(Part of a data file)

· · · · · · ·

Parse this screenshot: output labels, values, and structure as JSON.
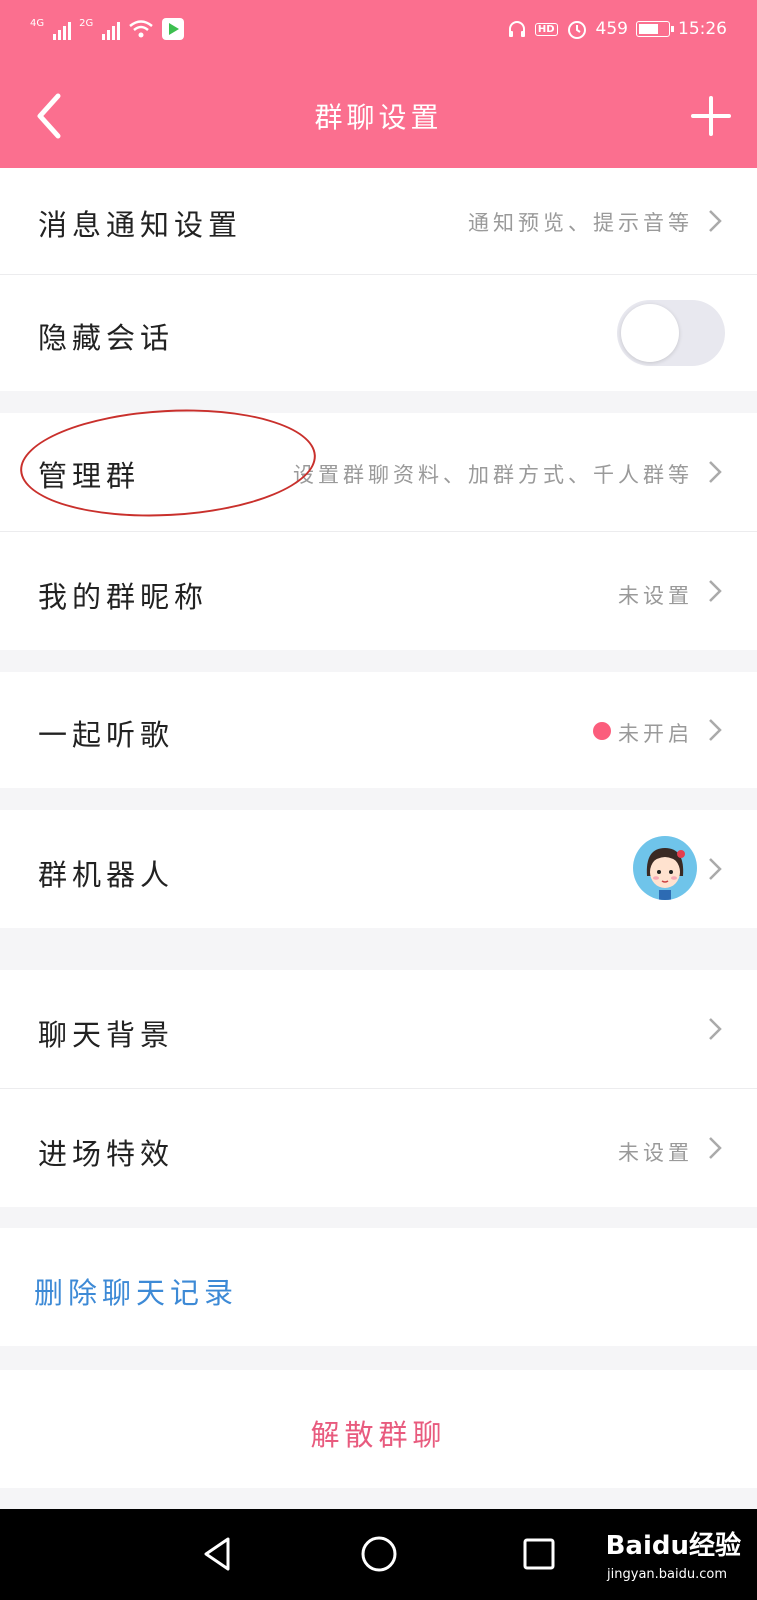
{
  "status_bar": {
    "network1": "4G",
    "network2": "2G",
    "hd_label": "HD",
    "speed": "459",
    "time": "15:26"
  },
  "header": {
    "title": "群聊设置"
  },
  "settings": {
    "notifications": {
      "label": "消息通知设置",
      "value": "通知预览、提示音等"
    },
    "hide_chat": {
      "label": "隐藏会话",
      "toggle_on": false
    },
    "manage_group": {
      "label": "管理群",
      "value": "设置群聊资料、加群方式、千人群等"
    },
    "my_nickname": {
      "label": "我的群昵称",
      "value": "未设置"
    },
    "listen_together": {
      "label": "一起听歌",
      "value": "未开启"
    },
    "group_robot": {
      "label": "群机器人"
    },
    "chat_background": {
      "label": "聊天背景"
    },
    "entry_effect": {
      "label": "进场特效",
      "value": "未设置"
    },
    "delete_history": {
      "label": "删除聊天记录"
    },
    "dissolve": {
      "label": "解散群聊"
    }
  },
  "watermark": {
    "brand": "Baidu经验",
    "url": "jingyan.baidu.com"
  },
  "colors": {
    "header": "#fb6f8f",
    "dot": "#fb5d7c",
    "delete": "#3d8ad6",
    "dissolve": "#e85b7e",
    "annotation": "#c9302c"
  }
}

· · · · · · ·

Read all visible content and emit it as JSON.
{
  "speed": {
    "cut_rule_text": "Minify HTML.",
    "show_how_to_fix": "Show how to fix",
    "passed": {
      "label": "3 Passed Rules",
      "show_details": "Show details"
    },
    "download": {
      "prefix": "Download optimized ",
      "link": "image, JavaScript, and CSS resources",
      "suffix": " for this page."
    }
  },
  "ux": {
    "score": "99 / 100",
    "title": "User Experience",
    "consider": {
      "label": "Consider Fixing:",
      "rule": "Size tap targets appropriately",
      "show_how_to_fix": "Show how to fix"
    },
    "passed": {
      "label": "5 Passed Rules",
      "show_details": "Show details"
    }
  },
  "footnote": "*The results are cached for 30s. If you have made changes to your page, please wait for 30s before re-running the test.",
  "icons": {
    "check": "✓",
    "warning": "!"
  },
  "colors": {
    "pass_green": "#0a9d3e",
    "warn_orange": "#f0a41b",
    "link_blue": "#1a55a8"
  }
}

· · · · · · ·

**TASK GOAL**
Gather each line in the entries above where the string "Show" is found.

**COMPLETE ANSWER**
    "show_how_to_fix": "Show how to fix",
      "show_details": "Show details"
      "show_how_to_fix": "Show how to fix"
      "show_details": "Show details"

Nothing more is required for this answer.